PROBLEM DESCRIPTION:
Copy each line exactly. Drop every picture.
>> start RECORD SET
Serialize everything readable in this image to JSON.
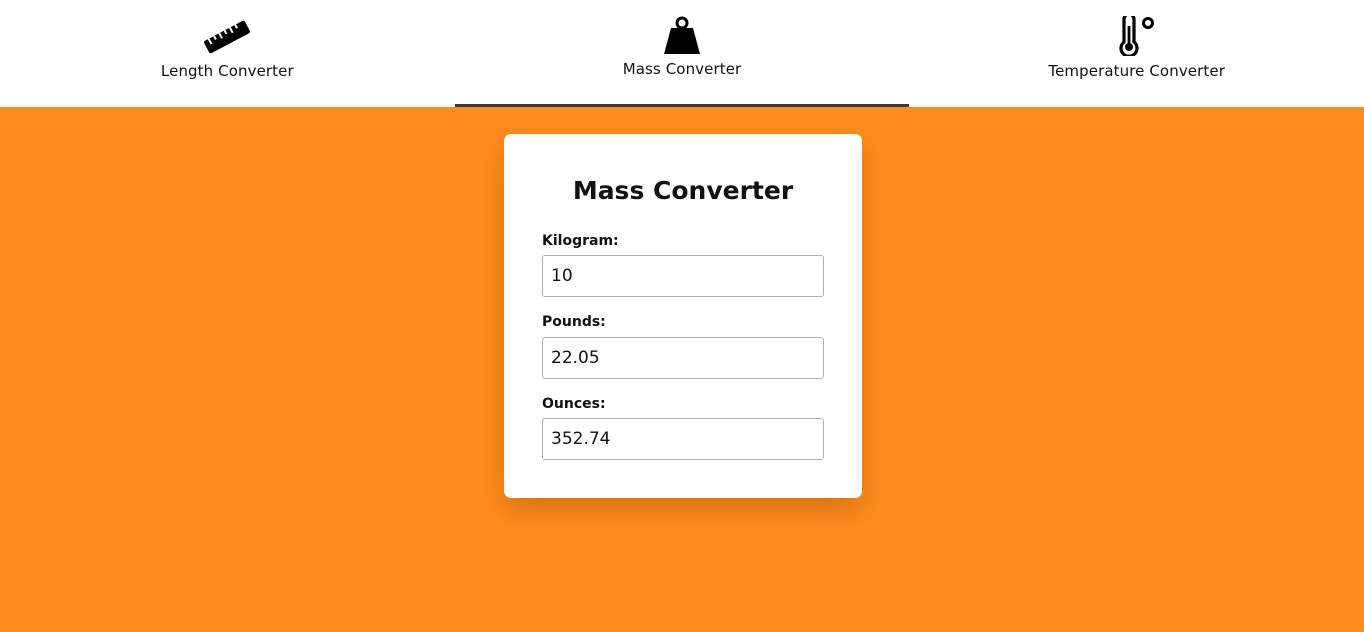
{
  "tabs": [
    {
      "label": "Length Converter",
      "icon": "ruler-icon",
      "active": false
    },
    {
      "label": "Mass Converter",
      "icon": "weight-icon",
      "active": true
    },
    {
      "label": "Temperature Converter",
      "icon": "thermometer-icon",
      "active": false
    }
  ],
  "card": {
    "title": "Mass Converter",
    "fields": [
      {
        "label": "Kilogram:",
        "value": "10"
      },
      {
        "label": "Pounds:",
        "value": "22.05"
      },
      {
        "label": "Ounces:",
        "value": "352.74"
      }
    ]
  },
  "colors": {
    "background": "#ff8c1c",
    "card": "#ffffff",
    "active_indicator": "#3a3a3a"
  }
}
>> end RECORD SET
THE OUTPUT:
Serialize everything readable in this image to JSON.
{
  "tabs": [
    {
      "label": "Length Converter",
      "icon": "ruler-icon",
      "active": false
    },
    {
      "label": "Mass Converter",
      "icon": "weight-icon",
      "active": true
    },
    {
      "label": "Temperature Converter",
      "icon": "thermometer-icon",
      "active": false
    }
  ],
  "card": {
    "title": "Mass Converter",
    "fields": [
      {
        "label": "Kilogram:",
        "value": "10"
      },
      {
        "label": "Pounds:",
        "value": "22.05"
      },
      {
        "label": "Ounces:",
        "value": "352.74"
      }
    ]
  },
  "colors": {
    "background": "#ff8c1c",
    "card": "#ffffff",
    "active_indicator": "#3a3a3a"
  }
}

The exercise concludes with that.